_TO DO:_ Reproduce all of the listing below without alteration.
--- start of MATERIAL FOR THE TASK ---
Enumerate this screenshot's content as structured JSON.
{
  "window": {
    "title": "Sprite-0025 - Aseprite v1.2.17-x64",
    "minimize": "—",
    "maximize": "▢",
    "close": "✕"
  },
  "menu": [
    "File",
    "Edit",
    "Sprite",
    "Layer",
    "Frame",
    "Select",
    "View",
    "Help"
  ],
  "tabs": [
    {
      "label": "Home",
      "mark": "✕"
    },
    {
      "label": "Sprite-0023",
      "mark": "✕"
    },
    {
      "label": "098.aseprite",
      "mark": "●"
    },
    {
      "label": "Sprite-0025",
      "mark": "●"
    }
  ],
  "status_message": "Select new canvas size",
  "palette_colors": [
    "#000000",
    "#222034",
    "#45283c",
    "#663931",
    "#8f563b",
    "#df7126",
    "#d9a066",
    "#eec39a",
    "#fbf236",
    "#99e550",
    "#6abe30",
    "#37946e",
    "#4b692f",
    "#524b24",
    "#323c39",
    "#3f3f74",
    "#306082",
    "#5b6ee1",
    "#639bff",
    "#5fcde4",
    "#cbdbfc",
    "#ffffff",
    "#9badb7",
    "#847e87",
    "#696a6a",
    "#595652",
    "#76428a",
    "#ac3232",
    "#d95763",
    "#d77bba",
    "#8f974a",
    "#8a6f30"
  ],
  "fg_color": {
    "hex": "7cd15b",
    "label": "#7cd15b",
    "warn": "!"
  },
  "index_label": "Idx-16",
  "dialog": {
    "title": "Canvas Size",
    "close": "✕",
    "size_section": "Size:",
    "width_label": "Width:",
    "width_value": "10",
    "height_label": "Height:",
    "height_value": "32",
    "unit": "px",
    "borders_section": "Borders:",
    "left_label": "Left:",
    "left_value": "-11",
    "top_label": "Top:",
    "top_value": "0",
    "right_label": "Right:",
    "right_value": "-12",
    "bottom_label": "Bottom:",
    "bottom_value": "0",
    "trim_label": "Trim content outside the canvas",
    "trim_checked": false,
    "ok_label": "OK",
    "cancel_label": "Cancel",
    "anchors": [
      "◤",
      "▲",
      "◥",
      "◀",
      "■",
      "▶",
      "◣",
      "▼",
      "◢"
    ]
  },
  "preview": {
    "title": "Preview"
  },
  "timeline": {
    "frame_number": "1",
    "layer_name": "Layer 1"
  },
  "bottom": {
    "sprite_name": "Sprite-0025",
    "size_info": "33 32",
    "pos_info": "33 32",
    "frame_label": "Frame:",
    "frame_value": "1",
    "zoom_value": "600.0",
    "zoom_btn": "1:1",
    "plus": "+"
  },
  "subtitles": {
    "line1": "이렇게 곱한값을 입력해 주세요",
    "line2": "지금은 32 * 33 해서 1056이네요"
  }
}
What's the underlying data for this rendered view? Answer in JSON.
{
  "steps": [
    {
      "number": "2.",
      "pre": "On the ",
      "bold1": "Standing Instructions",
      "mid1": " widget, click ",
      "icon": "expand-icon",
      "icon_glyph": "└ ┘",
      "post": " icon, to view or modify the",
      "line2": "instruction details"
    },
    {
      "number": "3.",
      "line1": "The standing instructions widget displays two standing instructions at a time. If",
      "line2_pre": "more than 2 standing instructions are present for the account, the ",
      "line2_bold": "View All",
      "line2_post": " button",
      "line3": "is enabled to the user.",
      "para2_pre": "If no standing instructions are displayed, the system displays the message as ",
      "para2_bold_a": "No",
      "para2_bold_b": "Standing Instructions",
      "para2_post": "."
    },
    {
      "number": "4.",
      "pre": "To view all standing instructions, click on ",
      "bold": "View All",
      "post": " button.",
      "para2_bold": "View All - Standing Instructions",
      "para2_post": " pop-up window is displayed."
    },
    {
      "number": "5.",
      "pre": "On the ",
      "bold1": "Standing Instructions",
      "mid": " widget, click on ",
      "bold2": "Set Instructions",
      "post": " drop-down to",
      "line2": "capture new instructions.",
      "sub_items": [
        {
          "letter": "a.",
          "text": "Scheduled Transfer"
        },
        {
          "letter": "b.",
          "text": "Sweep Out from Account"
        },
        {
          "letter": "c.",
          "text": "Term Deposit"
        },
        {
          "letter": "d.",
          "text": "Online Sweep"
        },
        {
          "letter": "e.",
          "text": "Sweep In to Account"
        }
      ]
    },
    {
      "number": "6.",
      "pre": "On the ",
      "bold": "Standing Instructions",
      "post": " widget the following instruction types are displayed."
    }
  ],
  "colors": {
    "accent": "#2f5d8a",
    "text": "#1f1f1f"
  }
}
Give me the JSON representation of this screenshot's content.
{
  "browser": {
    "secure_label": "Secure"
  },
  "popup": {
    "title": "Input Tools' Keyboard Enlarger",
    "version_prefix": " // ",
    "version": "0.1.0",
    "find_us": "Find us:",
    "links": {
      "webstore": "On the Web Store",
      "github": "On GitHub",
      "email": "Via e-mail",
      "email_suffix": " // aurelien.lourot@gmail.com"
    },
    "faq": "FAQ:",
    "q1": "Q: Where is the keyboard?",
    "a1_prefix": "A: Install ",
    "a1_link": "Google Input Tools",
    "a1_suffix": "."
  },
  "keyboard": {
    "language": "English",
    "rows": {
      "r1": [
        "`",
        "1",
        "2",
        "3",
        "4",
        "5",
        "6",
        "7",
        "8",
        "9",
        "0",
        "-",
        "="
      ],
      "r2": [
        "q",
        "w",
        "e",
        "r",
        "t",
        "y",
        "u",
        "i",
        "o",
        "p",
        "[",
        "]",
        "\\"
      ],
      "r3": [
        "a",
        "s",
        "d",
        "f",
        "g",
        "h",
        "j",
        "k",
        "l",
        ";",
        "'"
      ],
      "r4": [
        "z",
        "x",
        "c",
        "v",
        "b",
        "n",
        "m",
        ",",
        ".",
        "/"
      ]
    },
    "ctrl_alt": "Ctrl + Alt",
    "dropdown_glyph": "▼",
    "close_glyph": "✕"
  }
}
--- end of MATERIAL FOR THE TASK ---
_EXERCISE ANSWER:_
Enumerate this screenshot's content as structured JSON.
{
  "window": {
    "title": "Sprite-0025 - Aseprite v1.2.17-x64",
    "minimize": "—",
    "maximize": "▢",
    "close": "✕"
  },
  "menu": [
    "File",
    "Edit",
    "Sprite",
    "Layer",
    "Frame",
    "Select",
    "View",
    "Help"
  ],
  "tabs": [
    {
      "label": "Home",
      "mark": "✕"
    },
    {
      "label": "Sprite-0023",
      "mark": "✕"
    },
    {
      "label": "098.aseprite",
      "mark": "●"
    },
    {
      "label": "Sprite-0025",
      "mark": "●"
    }
  ],
  "status_message": "Select new canvas size",
  "palette_colors": [
    "#000000",
    "#222034",
    "#45283c",
    "#663931",
    "#8f563b",
    "#df7126",
    "#d9a066",
    "#eec39a",
    "#fbf236",
    "#99e550",
    "#6abe30",
    "#37946e",
    "#4b692f",
    "#524b24",
    "#323c39",
    "#3f3f74",
    "#306082",
    "#5b6ee1",
    "#639bff",
    "#5fcde4",
    "#cbdbfc",
    "#ffffff",
    "#9badb7",
    "#847e87",
    "#696a6a",
    "#595652",
    "#76428a",
    "#ac3232",
    "#d95763",
    "#d77bba",
    "#8f974a",
    "#8a6f30"
  ],
  "fg_color": {
    "hex": "7cd15b",
    "label": "#7cd15b",
    "warn": "!"
  },
  "index_label": "Idx-16",
  "dialog": {
    "title": "Canvas Size",
    "close": "✕",
    "size_section": "Size:",
    "width_label": "Width:",
    "width_value": "10",
    "height_label": "Height:",
    "height_value": "32",
    "unit": "px",
    "borders_section": "Borders:",
    "left_label": "Left:",
    "left_value": "-11",
    "top_label": "Top:",
    "top_value": "0",
    "right_label": "Right:",
    "right_value": "-12",
    "bottom_label": "Bottom:",
    "bottom_value": "0",
    "trim_label": "Trim content outside the canvas",
    "trim_checked": false,
    "ok_label": "OK",
    "cancel_label": "Cancel",
    "anchors": [
      "◤",
      "▲",
      "◥",
      "◀",
      "■",
      "▶",
      "◣",
      "▼",
      "◢"
    ]
  },
  "preview": {
    "title": "Preview"
  },
  "timeline": {
    "frame_number": "1",
    "layer_name": "Layer 1"
  },
  "bottom": {
    "sprite_name": "Sprite-0025",
    "size_info": "33 32",
    "pos_info": "33 32",
    "frame_label": "Frame:",
    "frame_value": "1",
    "zoom_value": "600.0",
    "zoom_btn": "1:1",
    "plus": "+"
  },
  "subtitles": {
    "line1": "이렇게 곱한값을 입력해 주세요",
    "line2": "지금은 32 * 33 해서 1056이네요"
  }
}
What's the underlying data for this rendered view? Answer in JSON.
{
  "steps": [
    {
      "number": "2.",
      "pre": "On the ",
      "bold1": "Standing Instructions",
      "mid1": " widget, click ",
      "icon": "expand-icon",
      "icon_glyph": "└ ┘",
      "post": " icon, to view or modify the",
      "line2": "instruction details"
    },
    {
      "number": "3.",
      "line1": "The standing instructions widget displays two standing instructions at a time. If",
      "line2_pre": "more than 2 standing instructions are present for the account, the ",
      "line2_bold": "View All",
      "line2_post": " button",
      "line3": "is enabled to the user.",
      "para2_pre": "If no standing instructions are displayed, the system displays the message as ",
      "para2_bold_a": "No",
      "para2_bold_b": "Standing Instructions",
      "para2_post": "."
    },
    {
      "number": "4.",
      "pre": "To view all standing instructions, click on ",
      "bold": "View All",
      "post": " button.",
      "para2_bold": "View All - Standing Instructions",
      "para2_post": " pop-up window is displayed."
    },
    {
      "number": "5.",
      "pre": "On the ",
      "bold1": "Standing Instructions",
      "mid": " widget, click on ",
      "bold2": "Set Instructions",
      "post": " drop-down to",
      "line2": "capture new instructions.",
      "sub_items": [
        {
          "letter": "a.",
          "text": "Scheduled Transfer"
        },
        {
          "letter": "b.",
          "text": "Sweep Out from Account"
        },
        {
          "letter": "c.",
          "text": "Term Deposit"
        },
        {
          "letter": "d.",
          "text": "Online Sweep"
        },
        {
          "letter": "e.",
          "text": "Sweep In to Account"
        }
      ]
    },
    {
      "number": "6.",
      "pre": "On the ",
      "bold": "Standing Instructions",
      "post": " widget the following instruction types are displayed."
    }
  ],
  "colors": {
    "accent": "#2f5d8a",
    "text": "#1f1f1f"
  }
}
Give me the JSON representation of this screenshot's content.
{
  "browser": {
    "secure_label": "Secure"
  },
  "popup": {
    "title": "Input Tools' Keyboard Enlarger",
    "version_prefix": " // ",
    "version": "0.1.0",
    "find_us": "Find us:",
    "links": {
      "webstore": "On the Web Store",
      "github": "On GitHub",
      "email": "Via e-mail",
      "email_suffix": " // aurelien.lourot@gmail.com"
    },
    "faq": "FAQ:",
    "q1": "Q: Where is the keyboard?",
    "a1_prefix": "A: Install ",
    "a1_link": "Google Input Tools",
    "a1_suffix": "."
  },
  "keyboard": {
    "language": "English",
    "rows": {
      "r1": [
        "`",
        "1",
        "2",
        "3",
        "4",
        "5",
        "6",
        "7",
        "8",
        "9",
        "0",
        "-",
        "="
      ],
      "r2": [
        "q",
        "w",
        "e",
        "r",
        "t",
        "y",
        "u",
        "i",
        "o",
        "p",
        "[",
        "]",
        "\\"
      ],
      "r3": [
        "a",
        "s",
        "d",
        "f",
        "g",
        "h",
        "j",
        "k",
        "l",
        ";",
        "'"
      ],
      "r4": [
        "z",
        "x",
        "c",
        "v",
        "b",
        "n",
        "m",
        ",",
        ".",
        "/"
      ]
    },
    "ctrl_alt": "Ctrl + Alt",
    "dropdown_glyph": "▼",
    "close_glyph": "✕"
  }
}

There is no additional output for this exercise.